[AIM]
Check every line below for the word "this" and show those that hold it.

[Figure content listings]
• • • •

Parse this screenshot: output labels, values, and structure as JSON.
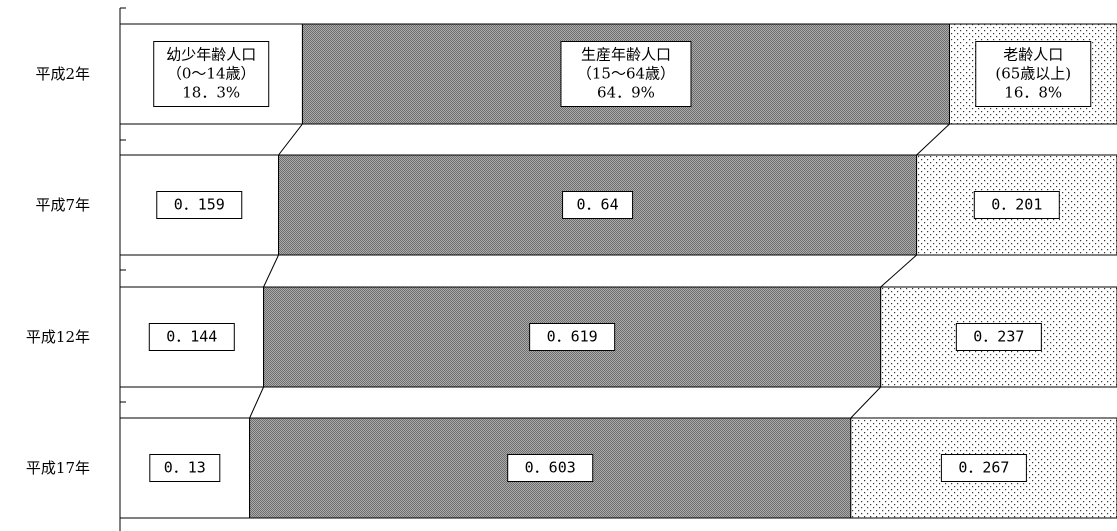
{
  "chart_data": {
    "type": "bar",
    "orientation": "horizontal",
    "stacked": "100%",
    "categories": [
      "平成2年",
      "平成7年",
      "平成12年",
      "平成17年"
    ],
    "series": [
      {
        "name": "幼少年齢人口",
        "sub": "（0～14歳）",
        "values": [
          0.183,
          0.159,
          0.144,
          0.13
        ],
        "pattern": "white"
      },
      {
        "name": "生産年齢人口",
        "sub": "（15～64歳）",
        "values": [
          0.649,
          0.64,
          0.619,
          0.603
        ],
        "pattern": "dense"
      },
      {
        "name": "老齢人口",
        "sub": "(65歳以上)",
        "values": [
          0.168,
          0.201,
          0.237,
          0.267
        ],
        "pattern": "dots"
      }
    ],
    "data_labels": [
      [
        "18．3%",
        "64．9%",
        "16．8%"
      ],
      [
        "0．159",
        "0．64",
        "0．201"
      ],
      [
        "0．144",
        "0．619",
        "0．237"
      ],
      [
        "0．13",
        "0．603",
        "0．267"
      ]
    ],
    "series_lines": true,
    "colors": {
      "dense": "#8f8f8f",
      "dots": "#ffffff",
      "border": "#000000"
    }
  }
}
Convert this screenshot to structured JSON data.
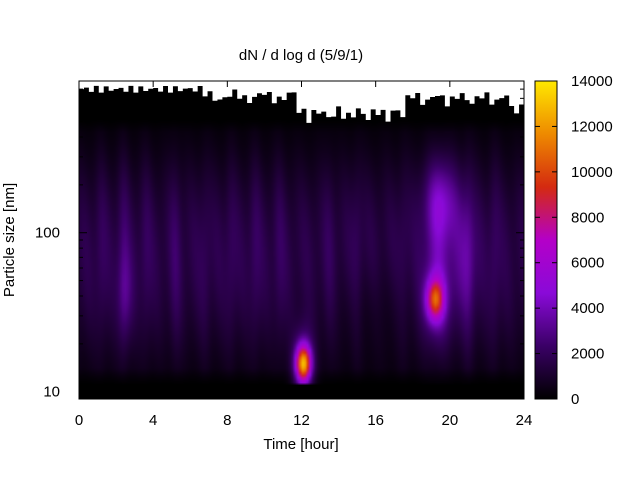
{
  "chart_data": {
    "type": "heatmap",
    "title": "dN / d log d (5/9/1)",
    "xlabel": "Time [hour]",
    "ylabel": "Particle size [nm]",
    "xlim": [
      0,
      24
    ],
    "ylim": [
      9,
      900
    ],
    "y_scale": "log",
    "x_ticks": [
      0,
      4,
      8,
      12,
      16,
      20,
      24
    ],
    "x_tick_labels": [
      "0",
      "4",
      "8",
      "12",
      "16",
      "20",
      "24"
    ],
    "y_ticks": [
      10,
      100
    ],
    "y_tick_labels": [
      "10",
      "100"
    ],
    "colorbar": {
      "min": 0,
      "max": 14000,
      "ticks": [
        0,
        2000,
        4000,
        6000,
        8000,
        10000,
        12000,
        14000
      ],
      "tick_labels": [
        "0",
        "2000",
        "4000",
        "6000",
        "8000",
        "10000",
        "12000",
        "14000"
      ],
      "colormap": [
        "#000000",
        "#3a0066",
        "#8a0ad8",
        "#b400c8",
        "#d42a10",
        "#ee8a00",
        "#ffe800"
      ]
    },
    "grid": false,
    "legend": "colorbar-right",
    "features": [
      {
        "time_hour": 12.1,
        "size_nm": 15,
        "value": 10000
      },
      {
        "time_hour": 19.2,
        "size_nm": 38,
        "value": 7000
      },
      {
        "time_hour": 19.5,
        "size_nm": 150,
        "value": 3500
      },
      {
        "time_hour": 2.5,
        "size_nm": 40,
        "value": 2500
      }
    ]
  }
}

• • • •

[EXERCISE RESPONSE]
Parse this screenshot: output labels, values, and structure as JSON.
Convert this screenshot to structured JSON data.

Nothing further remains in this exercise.